= SET EXERCISE =
Exactly reproduce the lines that follow.

*** SOURCE MATERIAL

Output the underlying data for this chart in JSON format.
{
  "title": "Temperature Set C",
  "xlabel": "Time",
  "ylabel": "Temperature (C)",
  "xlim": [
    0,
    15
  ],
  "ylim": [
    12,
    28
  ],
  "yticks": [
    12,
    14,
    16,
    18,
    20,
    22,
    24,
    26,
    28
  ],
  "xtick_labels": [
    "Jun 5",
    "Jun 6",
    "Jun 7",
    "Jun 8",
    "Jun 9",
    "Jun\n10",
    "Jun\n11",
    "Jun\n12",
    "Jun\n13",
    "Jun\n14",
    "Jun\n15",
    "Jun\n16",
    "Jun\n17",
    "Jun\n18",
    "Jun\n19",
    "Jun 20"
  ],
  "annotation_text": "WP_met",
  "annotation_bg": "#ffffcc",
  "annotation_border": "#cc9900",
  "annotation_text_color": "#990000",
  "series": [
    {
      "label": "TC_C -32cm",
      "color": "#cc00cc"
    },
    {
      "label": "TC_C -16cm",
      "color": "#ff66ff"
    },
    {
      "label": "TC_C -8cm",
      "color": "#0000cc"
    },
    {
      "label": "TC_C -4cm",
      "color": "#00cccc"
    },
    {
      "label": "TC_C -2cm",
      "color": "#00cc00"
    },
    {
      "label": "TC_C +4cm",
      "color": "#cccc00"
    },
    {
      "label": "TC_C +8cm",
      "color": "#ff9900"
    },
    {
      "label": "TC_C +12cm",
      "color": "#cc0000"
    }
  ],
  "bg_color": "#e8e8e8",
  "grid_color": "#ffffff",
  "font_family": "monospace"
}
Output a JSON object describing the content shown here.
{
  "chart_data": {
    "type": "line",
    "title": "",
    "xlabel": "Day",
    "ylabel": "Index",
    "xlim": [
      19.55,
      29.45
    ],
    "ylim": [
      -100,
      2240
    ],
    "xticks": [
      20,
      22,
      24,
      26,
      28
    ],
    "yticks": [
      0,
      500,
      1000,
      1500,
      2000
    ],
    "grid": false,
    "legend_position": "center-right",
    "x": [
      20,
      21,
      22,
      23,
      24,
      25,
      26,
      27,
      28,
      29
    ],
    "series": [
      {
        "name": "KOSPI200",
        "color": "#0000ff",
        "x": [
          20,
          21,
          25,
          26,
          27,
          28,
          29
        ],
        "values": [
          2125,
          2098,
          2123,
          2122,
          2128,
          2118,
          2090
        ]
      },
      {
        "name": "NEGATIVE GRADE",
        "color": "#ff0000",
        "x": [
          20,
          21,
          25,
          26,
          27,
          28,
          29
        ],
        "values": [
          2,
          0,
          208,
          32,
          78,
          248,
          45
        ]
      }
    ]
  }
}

******

= CORRECT OUTPUT =
Output the underlying data for this chart in JSON format.
{
  "title": "Temperature Set C",
  "xlabel": "Time",
  "ylabel": "Temperature (C)",
  "xlim": [
    0,
    15
  ],
  "ylim": [
    12,
    28
  ],
  "yticks": [
    12,
    14,
    16,
    18,
    20,
    22,
    24,
    26,
    28
  ],
  "xtick_labels": [
    "Jun 5",
    "Jun 6",
    "Jun 7",
    "Jun 8",
    "Jun 9",
    "Jun\n10",
    "Jun\n11",
    "Jun\n12",
    "Jun\n13",
    "Jun\n14",
    "Jun\n15",
    "Jun\n16",
    "Jun\n17",
    "Jun\n18",
    "Jun\n19",
    "Jun 20"
  ],
  "annotation_text": "WP_met",
  "annotation_bg": "#ffffcc",
  "annotation_border": "#cc9900",
  "annotation_text_color": "#990000",
  "series": [
    {
      "label": "TC_C -32cm",
      "color": "#cc00cc"
    },
    {
      "label": "TC_C -16cm",
      "color": "#ff66ff"
    },
    {
      "label": "TC_C -8cm",
      "color": "#0000cc"
    },
    {
      "label": "TC_C -4cm",
      "color": "#00cccc"
    },
    {
      "label": "TC_C -2cm",
      "color": "#00cc00"
    },
    {
      "label": "TC_C +4cm",
      "color": "#cccc00"
    },
    {
      "label": "TC_C +8cm",
      "color": "#ff9900"
    },
    {
      "label": "TC_C +12cm",
      "color": "#cc0000"
    }
  ],
  "bg_color": "#e8e8e8",
  "grid_color": "#ffffff",
  "font_family": "monospace"
}
Output a JSON object describing the content shown here.
{
  "chart_data": {
    "type": "line",
    "title": "",
    "xlabel": "Day",
    "ylabel": "Index",
    "xlim": [
      19.55,
      29.45
    ],
    "ylim": [
      -100,
      2240
    ],
    "xticks": [
      20,
      22,
      24,
      26,
      28
    ],
    "yticks": [
      0,
      500,
      1000,
      1500,
      2000
    ],
    "grid": false,
    "legend_position": "center-right",
    "x": [
      20,
      21,
      22,
      23,
      24,
      25,
      26,
      27,
      28,
      29
    ],
    "series": [
      {
        "name": "KOSPI200",
        "color": "#0000ff",
        "x": [
          20,
          21,
          25,
          26,
          27,
          28,
          29
        ],
        "values": [
          2125,
          2098,
          2123,
          2122,
          2128,
          2118,
          2090
        ]
      },
      {
        "name": "NEGATIVE GRADE",
        "color": "#ff0000",
        "x": [
          20,
          21,
          25,
          26,
          27,
          28,
          29
        ],
        "values": [
          2,
          0,
          208,
          32,
          78,
          248,
          45
        ]
      }
    ]
  }
}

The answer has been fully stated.